◆ **OBJECTIVE**: Below are some records. Copy every line in them that holds "screenshot".

◆ **RECORDS FOR THIS TASK**:

· · · ·

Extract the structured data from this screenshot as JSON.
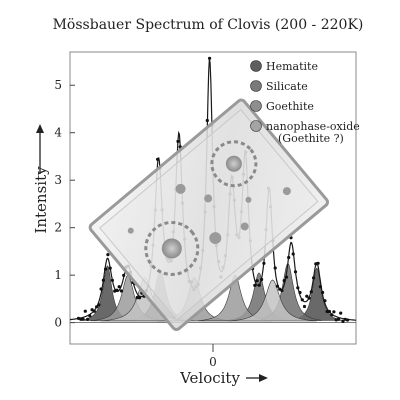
{
  "chart_data": {
    "type": "line",
    "title": "Mössbauer Spectrum of Clovis (200 - 220K)",
    "xlabel": "Velocity",
    "ylabel": "Intensity",
    "x_ticks": [
      {
        "value": 0,
        "label": "0"
      }
    ],
    "y_ticks": [
      0,
      1,
      2,
      3,
      4,
      5
    ],
    "xlim": [
      -4.2,
      4.2
    ],
    "ylim": [
      -0.45,
      5.7
    ],
    "grid": false,
    "legend_position": "top-right",
    "legend": [
      {
        "label": "Hematite",
        "color": "#5e5e5e"
      },
      {
        "label": "Silicate",
        "color": "#7a7a7a"
      },
      {
        "label": "Goethite",
        "color": "#8e8e8e"
      },
      {
        "label": "nanophase-oxide",
        "label2": "(Goethite ?)",
        "color": "#a4a4a4"
      }
    ],
    "components": [
      {
        "name": "Hematite",
        "color": "#4f4f4f",
        "peaks": [
          {
            "center": -3.1,
            "height": 1.2,
            "width": 0.16
          },
          {
            "center": 3.05,
            "height": 1.15,
            "width": 0.16
          }
        ]
      },
      {
        "name": "Silicate",
        "color": "#6e6e6e",
        "peaks": [
          {
            "center": -1.55,
            "height": 1.1,
            "width": 0.2
          },
          {
            "center": 1.35,
            "height": 1.05,
            "width": 0.2
          },
          {
            "center": 2.2,
            "height": 1.25,
            "width": 0.2
          }
        ]
      },
      {
        "name": "Goethite",
        "color": "#9b9b9b",
        "peaks": [
          {
            "center": -2.5,
            "height": 1.0,
            "width": 0.22
          },
          {
            "center": -0.55,
            "height": 0.95,
            "width": 0.22
          },
          {
            "center": 0.65,
            "height": 1.0,
            "width": 0.22
          }
        ]
      },
      {
        "name": "nanophase-oxide",
        "color": "#c3c3c3",
        "peaks": [
          {
            "center": -2.0,
            "height": 0.95,
            "width": 0.26
          },
          {
            "center": 1.75,
            "height": 0.9,
            "width": 0.26
          }
        ]
      }
    ],
    "sum_peaks": [
      {
        "center": -3.1,
        "height": 1.2,
        "width": 0.16
      },
      {
        "center": -2.5,
        "height": 1.0,
        "width": 0.2
      },
      {
        "center": -1.6,
        "height": 3.2,
        "width": 0.14
      },
      {
        "center": -1.0,
        "height": 3.7,
        "width": 0.13
      },
      {
        "center": -0.1,
        "height": 5.3,
        "width": 0.11
      },
      {
        "center": 0.55,
        "height": 2.6,
        "width": 0.13
      },
      {
        "center": 0.95,
        "height": 3.2,
        "width": 0.12
      },
      {
        "center": 1.65,
        "height": 2.6,
        "width": 0.12
      },
      {
        "center": 2.3,
        "height": 1.5,
        "width": 0.15
      },
      {
        "center": 3.05,
        "height": 1.15,
        "width": 0.15
      }
    ],
    "data_points": {
      "x_start": -3.95,
      "x_end": 3.95,
      "count": 120
    }
  }
}
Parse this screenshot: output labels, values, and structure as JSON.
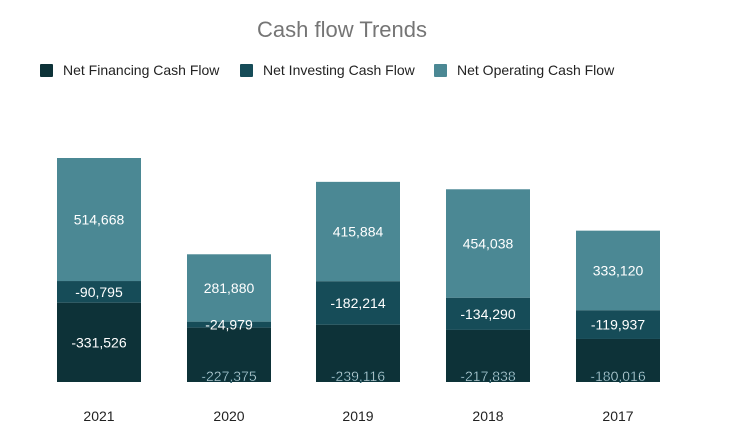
{
  "chart_data": {
    "type": "bar",
    "stacked": true,
    "title": "Cash flow Trends",
    "legend_position": "top-left",
    "categories": [
      "2021",
      "2020",
      "2019",
      "2018",
      "2017"
    ],
    "series": [
      {
        "name": "Net Financing Cash Flow",
        "color": "#0d3238",
        "values": [
          -331526,
          -227375,
          -239116,
          -217838,
          -180016
        ],
        "labels": [
          "-331,526",
          "-227,375",
          "-239,116",
          "-217,838",
          "-180,016"
        ]
      },
      {
        "name": "Net Investing Cash Flow",
        "color": "#164c58",
        "values": [
          -90795,
          -24979,
          -182214,
          -134290,
          -119937
        ],
        "labels": [
          "-90,795",
          "-24,979",
          "-182,214",
          "-134,290",
          "-119,937"
        ]
      },
      {
        "name": "Net Operating Cash Flow",
        "color": "#4b8894",
        "values": [
          514668,
          281880,
          415884,
          454038,
          333120
        ],
        "labels": [
          "514,668",
          "281,880",
          "415,884",
          "454,038",
          "333,120"
        ]
      }
    ],
    "grid": false
  }
}
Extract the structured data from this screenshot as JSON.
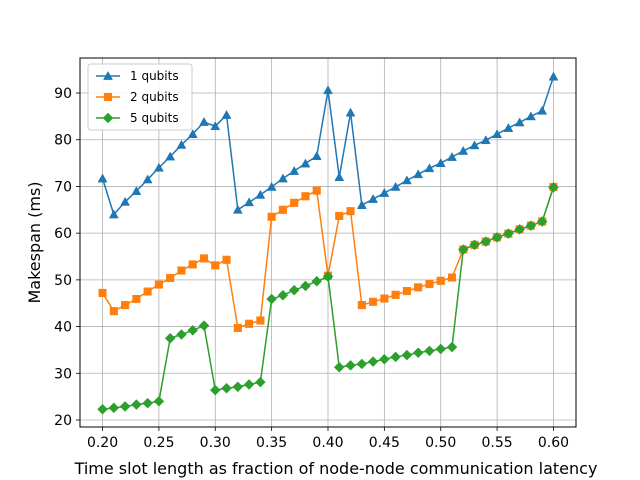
{
  "chart_data": {
    "type": "line",
    "xlabel": "Time slot length as fraction of node-node communication latency",
    "ylabel": "Makespan (ms)",
    "xlim": [
      0.18,
      0.62
    ],
    "ylim": [
      18.5,
      97.5
    ],
    "xticks": [
      0.2,
      0.25,
      0.3,
      0.35,
      0.4,
      0.45,
      0.5,
      0.55,
      0.6
    ],
    "xtick_labels": [
      "0.20",
      "0.25",
      "0.30",
      "0.35",
      "0.40",
      "0.45",
      "0.50",
      "0.55",
      "0.60"
    ],
    "yticks": [
      20,
      30,
      40,
      50,
      60,
      70,
      80,
      90
    ],
    "ytick_labels": [
      "20",
      "30",
      "40",
      "50",
      "60",
      "70",
      "80",
      "90"
    ],
    "grid": true,
    "legend_position": "top-left",
    "x": [
      0.2,
      0.21,
      0.22,
      0.23,
      0.24,
      0.25,
      0.26,
      0.27,
      0.28,
      0.29,
      0.3,
      0.31,
      0.32,
      0.33,
      0.34,
      0.35,
      0.36,
      0.37,
      0.38,
      0.39,
      0.4,
      0.41,
      0.42,
      0.43,
      0.44,
      0.45,
      0.46,
      0.47,
      0.48,
      0.49,
      0.5,
      0.51,
      0.52,
      0.53,
      0.54,
      0.55,
      0.56,
      0.57,
      0.58,
      0.59,
      0.6
    ],
    "series": [
      {
        "name": "1 qubits",
        "color": "#1f77b4",
        "marker": "triangle",
        "values": [
          71.7,
          64.0,
          66.7,
          69.0,
          71.5,
          74.0,
          76.4,
          78.9,
          81.2,
          83.8,
          82.9,
          85.3,
          65.0,
          66.6,
          68.2,
          69.9,
          71.7,
          73.3,
          74.9,
          76.5,
          90.6,
          72.0,
          85.8,
          66.0,
          67.3,
          68.6,
          69.9,
          71.3,
          72.6,
          73.9,
          75.0,
          76.3,
          77.6,
          78.8,
          79.9,
          81.2,
          82.5,
          83.7,
          85.0,
          86.2,
          93.5
        ]
      },
      {
        "name": "2 qubits",
        "color": "#ff7f0e",
        "marker": "square",
        "values": [
          47.2,
          43.3,
          44.6,
          45.9,
          47.5,
          49.0,
          50.4,
          52.0,
          53.3,
          54.6,
          53.1,
          54.3,
          39.7,
          40.6,
          41.3,
          63.5,
          65.0,
          66.5,
          67.9,
          69.1,
          50.9,
          63.7,
          64.7,
          44.6,
          45.3,
          46.0,
          46.8,
          47.6,
          48.4,
          49.1,
          49.8,
          50.5,
          56.5,
          57.5,
          58.2,
          59.1,
          59.9,
          60.8,
          61.6,
          62.5,
          69.9
        ]
      },
      {
        "name": "5 qubits",
        "color": "#2ca02c",
        "marker": "diamond",
        "values": [
          22.3,
          22.6,
          22.9,
          23.3,
          23.6,
          24.0,
          37.5,
          38.3,
          39.2,
          40.2,
          26.4,
          26.8,
          27.1,
          27.6,
          28.1,
          45.9,
          46.7,
          47.8,
          48.7,
          49.7,
          50.7,
          31.3,
          31.7,
          32.0,
          32.5,
          33.0,
          33.5,
          33.9,
          34.4,
          34.8,
          35.2,
          35.6,
          56.5,
          57.5,
          58.2,
          59.1,
          59.9,
          60.8,
          61.6,
          62.5,
          69.8
        ]
      }
    ]
  }
}
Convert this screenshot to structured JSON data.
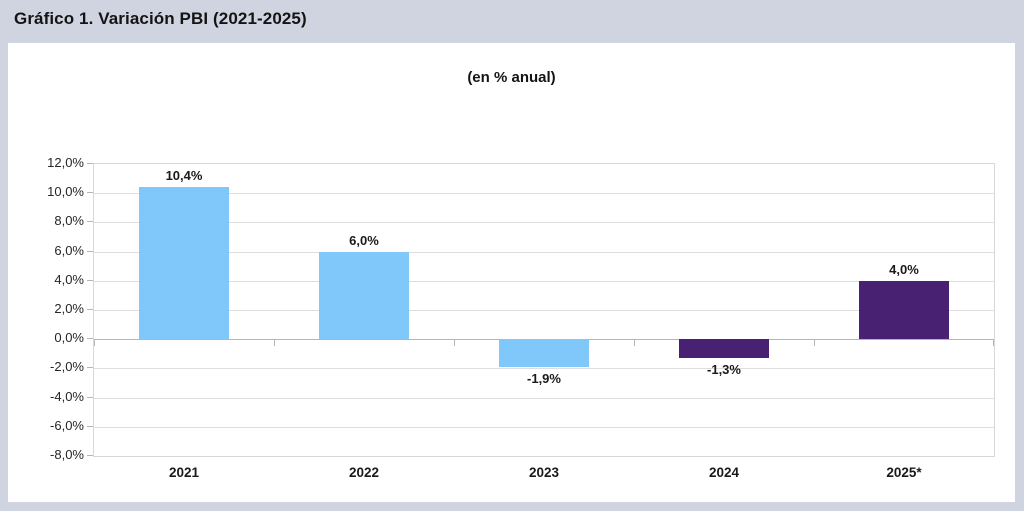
{
  "heading": "Gráfico 1. Variación PBI (2021-2025)",
  "subtitle": "(en % anual)",
  "colors": {
    "page_background": "#d0d4e0",
    "card_background": "#ffffff",
    "bar_blue": "#80c7fa",
    "bar_purple": "#482173",
    "gridline": "#dedede",
    "axis_line": "#b5b5b5",
    "text": "#1a1a1a"
  },
  "chart_data": {
    "type": "bar",
    "title": "Gráfico 1. Variación PBI (2021-2025)",
    "subtitle": "(en % anual)",
    "categories": [
      "2021",
      "2022",
      "2023",
      "2024",
      "2025*"
    ],
    "values": [
      10.4,
      6.0,
      -1.9,
      -1.3,
      4.0
    ],
    "bar_labels": [
      "10,4%",
      "6,0%",
      "-1,9%",
      "-1,3%",
      "4,0%"
    ],
    "bar_colors": [
      "#80c7fa",
      "#80c7fa",
      "#80c7fa",
      "#482173",
      "#482173"
    ],
    "xlabel": "",
    "ylabel": "",
    "ylim": [
      -8,
      12
    ],
    "grid": true,
    "legend": false,
    "yticks": [
      {
        "value": 12,
        "label": "12,0%"
      },
      {
        "value": 10,
        "label": "10,0%"
      },
      {
        "value": 8,
        "label": "8,0%"
      },
      {
        "value": 6,
        "label": "6,0%"
      },
      {
        "value": 4,
        "label": "4,0%"
      },
      {
        "value": 2,
        "label": "2,0%"
      },
      {
        "value": 0,
        "label": "0,0%"
      },
      {
        "value": -2,
        "label": "-2,0%"
      },
      {
        "value": -4,
        "label": "-4,0%"
      },
      {
        "value": -6,
        "label": "-6,0%"
      },
      {
        "value": -8,
        "label": "-8,0%"
      }
    ]
  }
}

· · · ·

◆ **FULL ANSWER**:
Extract the structured data from this screenshot as JSON.
Parse this screenshot: output labels, values, and structure as JSON.
Extract the structured data from this screenshot as JSON.
Convert this screenshot to structured JSON data.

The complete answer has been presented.